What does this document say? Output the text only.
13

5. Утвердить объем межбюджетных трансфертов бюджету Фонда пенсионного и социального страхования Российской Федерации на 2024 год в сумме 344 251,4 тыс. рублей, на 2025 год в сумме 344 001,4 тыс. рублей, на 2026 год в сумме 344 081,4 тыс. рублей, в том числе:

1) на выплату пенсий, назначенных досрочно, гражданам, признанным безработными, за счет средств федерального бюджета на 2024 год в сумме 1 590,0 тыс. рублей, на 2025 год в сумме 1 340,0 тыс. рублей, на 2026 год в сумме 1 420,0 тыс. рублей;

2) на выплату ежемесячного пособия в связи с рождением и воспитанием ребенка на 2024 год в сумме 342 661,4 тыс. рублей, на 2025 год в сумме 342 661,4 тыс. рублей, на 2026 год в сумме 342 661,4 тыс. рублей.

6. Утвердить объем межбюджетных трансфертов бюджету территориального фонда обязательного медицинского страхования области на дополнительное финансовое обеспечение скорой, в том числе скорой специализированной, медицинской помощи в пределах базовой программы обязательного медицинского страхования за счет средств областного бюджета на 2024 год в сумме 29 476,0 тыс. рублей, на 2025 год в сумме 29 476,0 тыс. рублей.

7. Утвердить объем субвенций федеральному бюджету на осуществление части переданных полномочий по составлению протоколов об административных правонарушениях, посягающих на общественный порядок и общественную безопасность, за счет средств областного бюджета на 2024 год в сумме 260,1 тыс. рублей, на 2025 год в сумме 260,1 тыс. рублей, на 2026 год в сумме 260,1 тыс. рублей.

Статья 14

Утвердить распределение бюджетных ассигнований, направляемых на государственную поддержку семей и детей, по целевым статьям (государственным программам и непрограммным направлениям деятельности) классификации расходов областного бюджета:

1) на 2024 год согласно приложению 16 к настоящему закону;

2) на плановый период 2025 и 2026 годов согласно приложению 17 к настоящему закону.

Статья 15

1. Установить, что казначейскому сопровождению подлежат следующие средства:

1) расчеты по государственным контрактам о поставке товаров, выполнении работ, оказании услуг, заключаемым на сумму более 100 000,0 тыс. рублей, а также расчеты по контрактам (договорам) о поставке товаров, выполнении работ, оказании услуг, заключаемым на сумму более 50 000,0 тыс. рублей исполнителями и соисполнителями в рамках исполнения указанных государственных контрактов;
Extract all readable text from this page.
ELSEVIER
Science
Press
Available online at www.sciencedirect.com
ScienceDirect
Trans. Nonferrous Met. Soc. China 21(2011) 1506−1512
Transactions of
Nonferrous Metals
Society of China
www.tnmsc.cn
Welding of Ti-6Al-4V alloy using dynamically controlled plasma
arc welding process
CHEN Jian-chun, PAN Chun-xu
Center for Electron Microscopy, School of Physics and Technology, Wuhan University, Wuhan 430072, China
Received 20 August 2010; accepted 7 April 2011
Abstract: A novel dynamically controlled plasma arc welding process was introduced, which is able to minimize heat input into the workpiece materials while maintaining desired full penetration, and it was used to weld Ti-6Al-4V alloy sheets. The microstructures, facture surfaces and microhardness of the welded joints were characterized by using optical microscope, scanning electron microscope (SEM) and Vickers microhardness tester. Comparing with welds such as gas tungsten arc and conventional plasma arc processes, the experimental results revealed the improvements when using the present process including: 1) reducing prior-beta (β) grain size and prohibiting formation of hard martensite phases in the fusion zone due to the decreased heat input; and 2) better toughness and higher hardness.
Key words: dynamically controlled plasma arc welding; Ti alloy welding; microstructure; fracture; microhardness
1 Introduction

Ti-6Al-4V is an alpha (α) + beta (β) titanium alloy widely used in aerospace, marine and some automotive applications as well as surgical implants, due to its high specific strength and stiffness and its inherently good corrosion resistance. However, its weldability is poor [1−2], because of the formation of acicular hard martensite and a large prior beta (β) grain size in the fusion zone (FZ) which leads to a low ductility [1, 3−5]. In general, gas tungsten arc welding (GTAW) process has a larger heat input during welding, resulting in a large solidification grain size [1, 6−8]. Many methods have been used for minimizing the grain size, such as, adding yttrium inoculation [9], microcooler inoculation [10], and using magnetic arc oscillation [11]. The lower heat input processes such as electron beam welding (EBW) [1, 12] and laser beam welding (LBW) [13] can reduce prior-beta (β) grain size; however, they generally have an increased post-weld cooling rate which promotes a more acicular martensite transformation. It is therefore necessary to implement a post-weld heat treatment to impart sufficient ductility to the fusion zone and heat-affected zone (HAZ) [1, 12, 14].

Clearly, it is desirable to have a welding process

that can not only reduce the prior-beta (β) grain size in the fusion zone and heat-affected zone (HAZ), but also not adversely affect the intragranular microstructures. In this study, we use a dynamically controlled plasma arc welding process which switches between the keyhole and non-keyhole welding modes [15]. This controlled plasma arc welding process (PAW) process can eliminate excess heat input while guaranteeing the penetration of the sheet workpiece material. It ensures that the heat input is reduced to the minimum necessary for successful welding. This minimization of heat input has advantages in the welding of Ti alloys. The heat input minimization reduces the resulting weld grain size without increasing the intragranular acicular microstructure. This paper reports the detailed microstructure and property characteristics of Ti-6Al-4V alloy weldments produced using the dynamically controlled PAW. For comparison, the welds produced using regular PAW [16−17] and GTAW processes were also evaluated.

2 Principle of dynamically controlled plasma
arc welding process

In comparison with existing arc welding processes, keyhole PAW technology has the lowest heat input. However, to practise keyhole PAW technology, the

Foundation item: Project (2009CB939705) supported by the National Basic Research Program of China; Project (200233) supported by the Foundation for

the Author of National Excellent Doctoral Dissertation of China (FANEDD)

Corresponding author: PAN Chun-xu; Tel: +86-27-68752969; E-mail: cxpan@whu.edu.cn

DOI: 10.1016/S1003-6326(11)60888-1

=====

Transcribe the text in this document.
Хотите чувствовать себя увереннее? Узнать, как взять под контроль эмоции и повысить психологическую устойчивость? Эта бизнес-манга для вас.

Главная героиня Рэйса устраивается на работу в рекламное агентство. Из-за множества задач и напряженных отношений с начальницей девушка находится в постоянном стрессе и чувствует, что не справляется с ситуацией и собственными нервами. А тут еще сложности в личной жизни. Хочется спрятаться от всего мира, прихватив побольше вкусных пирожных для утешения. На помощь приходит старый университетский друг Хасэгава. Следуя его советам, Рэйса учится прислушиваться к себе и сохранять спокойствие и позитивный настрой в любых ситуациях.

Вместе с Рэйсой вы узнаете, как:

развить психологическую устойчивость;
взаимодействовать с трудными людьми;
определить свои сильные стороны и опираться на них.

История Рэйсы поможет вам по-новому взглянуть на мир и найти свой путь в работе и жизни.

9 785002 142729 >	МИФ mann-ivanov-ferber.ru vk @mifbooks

=====

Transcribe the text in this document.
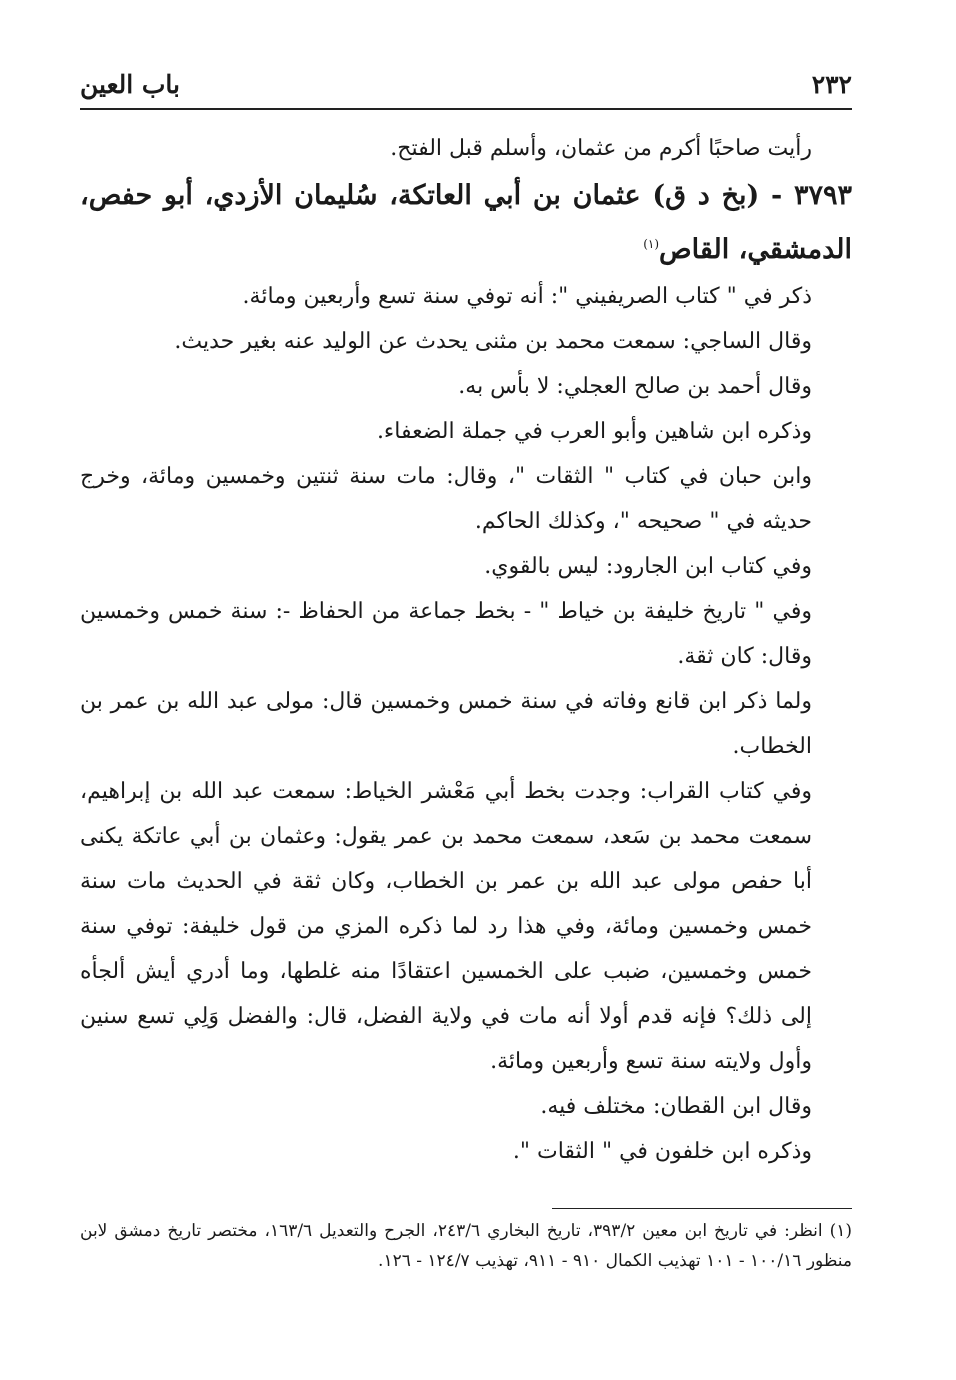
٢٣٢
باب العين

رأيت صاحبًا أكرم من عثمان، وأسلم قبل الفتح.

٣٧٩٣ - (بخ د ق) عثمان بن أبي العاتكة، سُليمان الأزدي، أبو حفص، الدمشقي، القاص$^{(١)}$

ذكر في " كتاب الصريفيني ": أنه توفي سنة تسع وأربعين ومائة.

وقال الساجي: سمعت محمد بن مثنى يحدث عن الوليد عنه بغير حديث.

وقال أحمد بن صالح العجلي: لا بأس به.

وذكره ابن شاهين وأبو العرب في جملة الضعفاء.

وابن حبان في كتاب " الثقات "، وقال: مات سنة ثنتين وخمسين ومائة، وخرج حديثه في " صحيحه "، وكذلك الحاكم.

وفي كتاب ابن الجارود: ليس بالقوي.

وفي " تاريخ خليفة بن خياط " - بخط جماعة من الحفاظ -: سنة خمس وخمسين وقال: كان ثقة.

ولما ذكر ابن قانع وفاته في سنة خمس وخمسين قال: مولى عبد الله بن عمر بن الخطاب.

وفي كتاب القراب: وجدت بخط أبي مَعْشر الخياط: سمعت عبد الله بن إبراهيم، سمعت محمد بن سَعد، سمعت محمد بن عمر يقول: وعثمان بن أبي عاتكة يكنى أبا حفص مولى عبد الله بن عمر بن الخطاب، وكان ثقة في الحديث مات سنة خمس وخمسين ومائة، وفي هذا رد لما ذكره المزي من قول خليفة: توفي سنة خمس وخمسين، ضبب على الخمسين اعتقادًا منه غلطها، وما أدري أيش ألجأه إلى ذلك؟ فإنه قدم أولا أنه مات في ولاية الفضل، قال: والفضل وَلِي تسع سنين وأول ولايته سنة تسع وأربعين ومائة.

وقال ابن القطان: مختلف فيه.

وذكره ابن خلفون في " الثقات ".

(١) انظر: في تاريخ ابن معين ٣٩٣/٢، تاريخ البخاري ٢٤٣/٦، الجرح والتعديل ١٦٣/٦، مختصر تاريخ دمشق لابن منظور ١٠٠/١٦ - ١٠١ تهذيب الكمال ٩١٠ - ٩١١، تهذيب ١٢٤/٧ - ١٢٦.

=====

GIVEN EXERCISE:
Show the lines that mention the word "microhardness".

EXERCISE OUTPUT:
Abstract: A novel dynamically controlled plasma arc welding process was introduced, which is able to minimize heat input into the workpiece materials while maintaining desired full penetration, and it was used to weld Ti-6Al-4V alloy sheets. The microstructures, facture surfaces and microhardness of the welded joints were characterized by using optical microscope, scanning electron microscope (SEM) and Vickers microhardness tester. Comparing with welds such as gas tungsten arc and conventional plasma arc processes, the experimental results revealed the improvements when using the present process including: 1) reducing prior-beta (β) grain size and prohibiting formation of hard martensite phases in the fusion zone due to the decreased heat input; and 2) better toughness and higher hardness.
Key words: dynamically controlled plasma arc welding; Ti alloy welding; microstructure; fracture; microhardness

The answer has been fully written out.